**What to do**
Extract each line of the material below that contains the string "network". Letter case must match.

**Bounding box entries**
## START
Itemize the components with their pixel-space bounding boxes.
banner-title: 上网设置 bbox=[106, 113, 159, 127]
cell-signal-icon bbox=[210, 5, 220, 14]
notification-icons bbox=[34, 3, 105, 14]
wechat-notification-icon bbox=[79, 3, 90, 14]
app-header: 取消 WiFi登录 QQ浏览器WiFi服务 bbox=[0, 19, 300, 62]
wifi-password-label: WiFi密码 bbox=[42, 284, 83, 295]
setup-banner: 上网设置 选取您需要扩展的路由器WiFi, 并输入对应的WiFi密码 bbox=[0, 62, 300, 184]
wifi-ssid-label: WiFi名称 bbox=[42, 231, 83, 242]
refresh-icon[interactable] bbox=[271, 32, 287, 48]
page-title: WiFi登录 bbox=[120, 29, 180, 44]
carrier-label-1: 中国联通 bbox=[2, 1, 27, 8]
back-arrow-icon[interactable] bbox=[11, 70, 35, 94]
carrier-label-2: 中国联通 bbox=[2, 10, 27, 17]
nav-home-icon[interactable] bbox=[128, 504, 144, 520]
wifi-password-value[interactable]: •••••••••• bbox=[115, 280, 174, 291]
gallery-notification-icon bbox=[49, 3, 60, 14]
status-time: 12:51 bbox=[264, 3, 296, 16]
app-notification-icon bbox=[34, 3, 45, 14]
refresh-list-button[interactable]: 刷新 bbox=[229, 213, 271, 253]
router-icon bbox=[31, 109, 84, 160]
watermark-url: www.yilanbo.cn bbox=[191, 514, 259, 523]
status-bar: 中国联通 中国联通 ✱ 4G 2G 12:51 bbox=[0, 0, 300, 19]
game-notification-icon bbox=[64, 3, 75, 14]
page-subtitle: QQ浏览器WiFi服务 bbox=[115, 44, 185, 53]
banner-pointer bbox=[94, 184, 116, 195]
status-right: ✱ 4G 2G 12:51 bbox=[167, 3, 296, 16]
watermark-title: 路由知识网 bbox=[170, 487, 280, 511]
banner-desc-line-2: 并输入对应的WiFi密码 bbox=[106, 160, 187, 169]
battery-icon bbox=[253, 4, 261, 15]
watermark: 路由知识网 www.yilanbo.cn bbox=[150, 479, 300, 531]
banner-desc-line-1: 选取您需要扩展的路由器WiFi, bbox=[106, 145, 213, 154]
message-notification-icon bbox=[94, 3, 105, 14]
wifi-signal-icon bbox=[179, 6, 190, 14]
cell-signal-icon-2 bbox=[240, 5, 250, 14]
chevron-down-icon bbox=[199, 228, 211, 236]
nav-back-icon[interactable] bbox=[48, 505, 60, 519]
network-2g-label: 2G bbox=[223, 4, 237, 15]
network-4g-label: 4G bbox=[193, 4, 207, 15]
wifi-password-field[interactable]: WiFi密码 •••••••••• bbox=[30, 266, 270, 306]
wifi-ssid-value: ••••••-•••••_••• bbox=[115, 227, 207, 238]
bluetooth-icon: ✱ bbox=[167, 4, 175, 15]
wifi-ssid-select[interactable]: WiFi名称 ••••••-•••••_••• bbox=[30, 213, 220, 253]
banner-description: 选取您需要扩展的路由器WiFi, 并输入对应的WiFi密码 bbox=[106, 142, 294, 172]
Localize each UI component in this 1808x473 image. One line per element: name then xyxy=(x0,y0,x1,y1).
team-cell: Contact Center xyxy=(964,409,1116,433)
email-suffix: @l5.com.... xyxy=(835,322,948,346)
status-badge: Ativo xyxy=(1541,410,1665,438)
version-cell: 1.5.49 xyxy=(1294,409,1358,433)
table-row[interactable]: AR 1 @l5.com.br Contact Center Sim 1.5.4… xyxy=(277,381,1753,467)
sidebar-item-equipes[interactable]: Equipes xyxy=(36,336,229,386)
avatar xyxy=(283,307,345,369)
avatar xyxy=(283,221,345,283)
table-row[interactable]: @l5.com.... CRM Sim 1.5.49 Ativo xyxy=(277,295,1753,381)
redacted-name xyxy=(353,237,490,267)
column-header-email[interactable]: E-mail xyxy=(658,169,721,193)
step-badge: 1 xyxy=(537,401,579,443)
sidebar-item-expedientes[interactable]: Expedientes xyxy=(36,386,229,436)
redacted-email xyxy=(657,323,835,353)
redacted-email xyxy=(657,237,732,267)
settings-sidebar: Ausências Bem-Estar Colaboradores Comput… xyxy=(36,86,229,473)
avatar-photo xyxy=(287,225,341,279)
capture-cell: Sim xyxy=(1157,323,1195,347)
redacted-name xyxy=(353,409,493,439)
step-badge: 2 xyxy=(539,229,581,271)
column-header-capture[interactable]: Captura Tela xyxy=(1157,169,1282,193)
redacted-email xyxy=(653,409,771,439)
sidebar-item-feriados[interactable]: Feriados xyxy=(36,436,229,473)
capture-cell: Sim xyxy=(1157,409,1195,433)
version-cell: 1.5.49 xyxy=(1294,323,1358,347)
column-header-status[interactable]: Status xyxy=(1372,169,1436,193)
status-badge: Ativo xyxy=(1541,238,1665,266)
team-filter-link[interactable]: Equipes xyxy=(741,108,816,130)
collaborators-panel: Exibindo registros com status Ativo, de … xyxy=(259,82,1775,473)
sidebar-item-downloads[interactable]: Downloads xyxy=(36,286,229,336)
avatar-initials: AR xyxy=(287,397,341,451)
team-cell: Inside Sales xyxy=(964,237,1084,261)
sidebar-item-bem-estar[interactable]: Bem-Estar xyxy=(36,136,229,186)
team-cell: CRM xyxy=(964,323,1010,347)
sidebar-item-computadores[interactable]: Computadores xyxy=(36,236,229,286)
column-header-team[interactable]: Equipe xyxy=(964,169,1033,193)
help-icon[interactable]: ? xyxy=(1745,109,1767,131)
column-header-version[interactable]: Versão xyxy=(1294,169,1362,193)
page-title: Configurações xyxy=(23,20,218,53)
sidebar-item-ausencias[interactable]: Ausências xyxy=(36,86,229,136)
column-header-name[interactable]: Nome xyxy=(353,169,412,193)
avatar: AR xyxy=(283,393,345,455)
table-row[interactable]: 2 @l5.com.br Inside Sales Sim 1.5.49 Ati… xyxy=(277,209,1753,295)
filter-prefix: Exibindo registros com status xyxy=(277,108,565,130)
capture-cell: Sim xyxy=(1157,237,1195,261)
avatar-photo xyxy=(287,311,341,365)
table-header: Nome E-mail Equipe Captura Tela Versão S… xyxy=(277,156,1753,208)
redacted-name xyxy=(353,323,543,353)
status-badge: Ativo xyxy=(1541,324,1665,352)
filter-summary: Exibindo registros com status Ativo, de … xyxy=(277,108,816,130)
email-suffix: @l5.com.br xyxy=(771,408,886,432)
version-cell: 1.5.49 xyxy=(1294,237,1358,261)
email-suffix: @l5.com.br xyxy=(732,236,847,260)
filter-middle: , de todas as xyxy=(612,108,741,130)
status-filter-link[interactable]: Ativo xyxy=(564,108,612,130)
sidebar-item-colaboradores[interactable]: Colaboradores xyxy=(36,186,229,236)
## END
**Response**
network-2g-label: 2G bbox=[223, 4, 237, 15]
network-4g-label: 4G bbox=[193, 4, 207, 15]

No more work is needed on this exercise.